• EXTRACTED ENTRIES:
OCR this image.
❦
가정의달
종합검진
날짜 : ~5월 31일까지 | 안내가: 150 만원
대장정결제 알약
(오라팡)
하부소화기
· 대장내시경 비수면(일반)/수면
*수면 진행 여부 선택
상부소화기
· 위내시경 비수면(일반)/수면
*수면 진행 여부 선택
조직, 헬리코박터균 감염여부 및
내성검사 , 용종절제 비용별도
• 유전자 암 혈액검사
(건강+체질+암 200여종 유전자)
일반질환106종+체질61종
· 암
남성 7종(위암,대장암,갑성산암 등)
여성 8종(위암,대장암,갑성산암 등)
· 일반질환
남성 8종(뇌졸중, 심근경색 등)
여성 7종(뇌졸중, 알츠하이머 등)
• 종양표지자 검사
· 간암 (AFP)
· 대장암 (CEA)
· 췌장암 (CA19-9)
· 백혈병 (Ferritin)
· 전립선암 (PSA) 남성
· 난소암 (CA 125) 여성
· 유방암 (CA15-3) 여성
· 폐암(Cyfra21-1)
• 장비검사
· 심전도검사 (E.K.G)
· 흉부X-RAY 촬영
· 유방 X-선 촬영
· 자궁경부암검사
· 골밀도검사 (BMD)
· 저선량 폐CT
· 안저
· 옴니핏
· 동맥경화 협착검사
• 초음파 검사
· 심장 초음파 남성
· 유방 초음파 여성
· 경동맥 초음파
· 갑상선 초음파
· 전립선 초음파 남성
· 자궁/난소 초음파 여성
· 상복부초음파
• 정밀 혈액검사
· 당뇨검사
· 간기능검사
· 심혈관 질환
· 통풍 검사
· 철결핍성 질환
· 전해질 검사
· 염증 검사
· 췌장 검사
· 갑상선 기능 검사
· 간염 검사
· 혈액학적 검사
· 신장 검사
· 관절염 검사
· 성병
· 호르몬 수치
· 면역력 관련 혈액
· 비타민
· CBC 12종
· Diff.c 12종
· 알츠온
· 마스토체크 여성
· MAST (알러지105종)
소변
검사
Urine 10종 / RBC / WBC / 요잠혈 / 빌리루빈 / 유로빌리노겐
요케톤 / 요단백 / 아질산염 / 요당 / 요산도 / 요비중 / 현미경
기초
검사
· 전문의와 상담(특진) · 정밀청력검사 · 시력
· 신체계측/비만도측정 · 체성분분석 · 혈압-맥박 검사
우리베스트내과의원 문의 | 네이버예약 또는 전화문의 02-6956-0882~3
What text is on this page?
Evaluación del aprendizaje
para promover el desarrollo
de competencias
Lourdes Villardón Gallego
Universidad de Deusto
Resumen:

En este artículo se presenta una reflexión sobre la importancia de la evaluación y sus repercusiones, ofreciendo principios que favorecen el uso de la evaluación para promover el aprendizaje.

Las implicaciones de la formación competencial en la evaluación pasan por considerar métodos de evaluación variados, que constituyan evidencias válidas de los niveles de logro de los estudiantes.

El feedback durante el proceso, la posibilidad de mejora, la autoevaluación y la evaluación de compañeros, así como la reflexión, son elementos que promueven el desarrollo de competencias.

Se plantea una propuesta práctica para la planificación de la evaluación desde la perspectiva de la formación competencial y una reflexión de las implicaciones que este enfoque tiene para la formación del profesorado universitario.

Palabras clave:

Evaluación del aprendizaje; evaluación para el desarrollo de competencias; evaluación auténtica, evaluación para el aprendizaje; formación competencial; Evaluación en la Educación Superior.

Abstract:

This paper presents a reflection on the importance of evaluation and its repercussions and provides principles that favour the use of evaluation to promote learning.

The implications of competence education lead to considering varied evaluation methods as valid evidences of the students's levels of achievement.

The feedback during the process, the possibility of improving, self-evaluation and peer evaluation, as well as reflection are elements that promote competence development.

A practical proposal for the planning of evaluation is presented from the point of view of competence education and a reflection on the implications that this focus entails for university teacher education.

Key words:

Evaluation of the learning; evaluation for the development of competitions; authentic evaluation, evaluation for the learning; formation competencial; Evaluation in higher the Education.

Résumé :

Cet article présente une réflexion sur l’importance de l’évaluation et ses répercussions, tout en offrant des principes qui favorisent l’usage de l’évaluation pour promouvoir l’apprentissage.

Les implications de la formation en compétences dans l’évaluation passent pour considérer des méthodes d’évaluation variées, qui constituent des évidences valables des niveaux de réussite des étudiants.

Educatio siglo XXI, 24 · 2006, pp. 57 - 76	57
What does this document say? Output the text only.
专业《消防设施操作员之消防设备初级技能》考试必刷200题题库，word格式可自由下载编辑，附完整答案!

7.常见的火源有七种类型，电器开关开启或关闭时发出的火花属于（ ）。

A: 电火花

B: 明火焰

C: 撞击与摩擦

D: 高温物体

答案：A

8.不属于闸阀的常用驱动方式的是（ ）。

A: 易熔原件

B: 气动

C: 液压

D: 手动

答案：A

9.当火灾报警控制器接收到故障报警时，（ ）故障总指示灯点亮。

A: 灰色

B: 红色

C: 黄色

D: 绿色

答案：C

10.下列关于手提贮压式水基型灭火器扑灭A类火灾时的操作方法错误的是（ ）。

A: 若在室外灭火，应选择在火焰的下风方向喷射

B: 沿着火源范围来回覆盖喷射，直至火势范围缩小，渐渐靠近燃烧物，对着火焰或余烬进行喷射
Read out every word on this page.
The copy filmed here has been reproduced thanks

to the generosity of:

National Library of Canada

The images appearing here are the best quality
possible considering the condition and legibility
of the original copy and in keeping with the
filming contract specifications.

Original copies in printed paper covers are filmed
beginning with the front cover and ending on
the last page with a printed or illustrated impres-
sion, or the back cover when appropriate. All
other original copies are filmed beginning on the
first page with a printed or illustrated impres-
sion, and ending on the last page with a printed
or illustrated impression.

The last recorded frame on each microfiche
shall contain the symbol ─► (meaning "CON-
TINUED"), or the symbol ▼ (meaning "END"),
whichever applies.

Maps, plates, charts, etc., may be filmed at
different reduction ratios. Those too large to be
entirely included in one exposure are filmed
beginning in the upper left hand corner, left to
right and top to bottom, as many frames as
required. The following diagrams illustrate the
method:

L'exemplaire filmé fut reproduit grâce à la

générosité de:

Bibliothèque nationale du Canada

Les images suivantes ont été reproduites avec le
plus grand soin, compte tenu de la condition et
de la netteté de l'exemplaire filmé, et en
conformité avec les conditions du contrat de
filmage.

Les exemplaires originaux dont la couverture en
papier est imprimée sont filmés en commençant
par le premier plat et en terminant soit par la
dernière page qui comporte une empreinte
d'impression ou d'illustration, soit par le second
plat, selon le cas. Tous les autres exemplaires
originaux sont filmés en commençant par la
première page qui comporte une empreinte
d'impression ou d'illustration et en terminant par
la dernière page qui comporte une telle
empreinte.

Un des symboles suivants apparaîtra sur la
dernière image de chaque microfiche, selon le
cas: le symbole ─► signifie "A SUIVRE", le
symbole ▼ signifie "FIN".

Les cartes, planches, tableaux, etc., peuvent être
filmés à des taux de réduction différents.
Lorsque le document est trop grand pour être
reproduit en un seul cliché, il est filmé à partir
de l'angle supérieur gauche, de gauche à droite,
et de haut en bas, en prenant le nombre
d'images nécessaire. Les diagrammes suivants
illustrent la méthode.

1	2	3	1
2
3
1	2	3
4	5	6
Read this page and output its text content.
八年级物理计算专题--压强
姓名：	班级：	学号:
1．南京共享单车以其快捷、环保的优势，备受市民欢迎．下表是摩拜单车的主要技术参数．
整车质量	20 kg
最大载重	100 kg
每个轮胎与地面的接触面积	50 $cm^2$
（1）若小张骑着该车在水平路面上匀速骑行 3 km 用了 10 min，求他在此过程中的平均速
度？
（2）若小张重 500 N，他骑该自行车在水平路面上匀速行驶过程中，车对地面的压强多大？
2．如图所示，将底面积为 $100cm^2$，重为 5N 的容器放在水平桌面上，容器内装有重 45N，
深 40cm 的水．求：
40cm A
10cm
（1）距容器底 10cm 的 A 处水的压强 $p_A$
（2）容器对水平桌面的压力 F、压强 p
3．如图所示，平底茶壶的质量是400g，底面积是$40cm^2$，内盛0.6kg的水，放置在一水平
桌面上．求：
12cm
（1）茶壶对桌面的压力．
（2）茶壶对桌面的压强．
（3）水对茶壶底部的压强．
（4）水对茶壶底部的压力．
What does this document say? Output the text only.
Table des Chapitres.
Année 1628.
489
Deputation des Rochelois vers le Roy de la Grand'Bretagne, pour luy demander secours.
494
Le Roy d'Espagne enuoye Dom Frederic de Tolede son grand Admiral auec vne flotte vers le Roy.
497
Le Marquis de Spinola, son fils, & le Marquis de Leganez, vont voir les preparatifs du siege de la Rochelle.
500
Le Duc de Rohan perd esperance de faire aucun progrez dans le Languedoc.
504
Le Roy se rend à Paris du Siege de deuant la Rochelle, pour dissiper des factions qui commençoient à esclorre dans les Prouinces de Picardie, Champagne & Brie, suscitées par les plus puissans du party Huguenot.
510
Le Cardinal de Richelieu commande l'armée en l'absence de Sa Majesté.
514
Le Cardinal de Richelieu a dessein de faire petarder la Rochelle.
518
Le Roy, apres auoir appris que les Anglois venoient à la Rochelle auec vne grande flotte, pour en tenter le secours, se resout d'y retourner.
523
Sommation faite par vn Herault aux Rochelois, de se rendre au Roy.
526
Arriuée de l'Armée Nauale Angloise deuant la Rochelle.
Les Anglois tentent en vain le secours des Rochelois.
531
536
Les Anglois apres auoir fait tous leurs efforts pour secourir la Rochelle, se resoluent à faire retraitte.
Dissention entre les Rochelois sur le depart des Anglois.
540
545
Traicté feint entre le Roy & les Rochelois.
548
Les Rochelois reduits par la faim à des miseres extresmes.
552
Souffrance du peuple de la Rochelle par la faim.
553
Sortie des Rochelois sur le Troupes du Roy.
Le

• CHALLENGE: Above are the records; copy every line in them that holds the word "printed".

• RESPONSE TO THE EXERCISE:
Original copies in printed paper covers are filmed
the last page with a printed or illustrated impres-
first page with a printed or illustrated impres-
sion, and ending on the last page with a printed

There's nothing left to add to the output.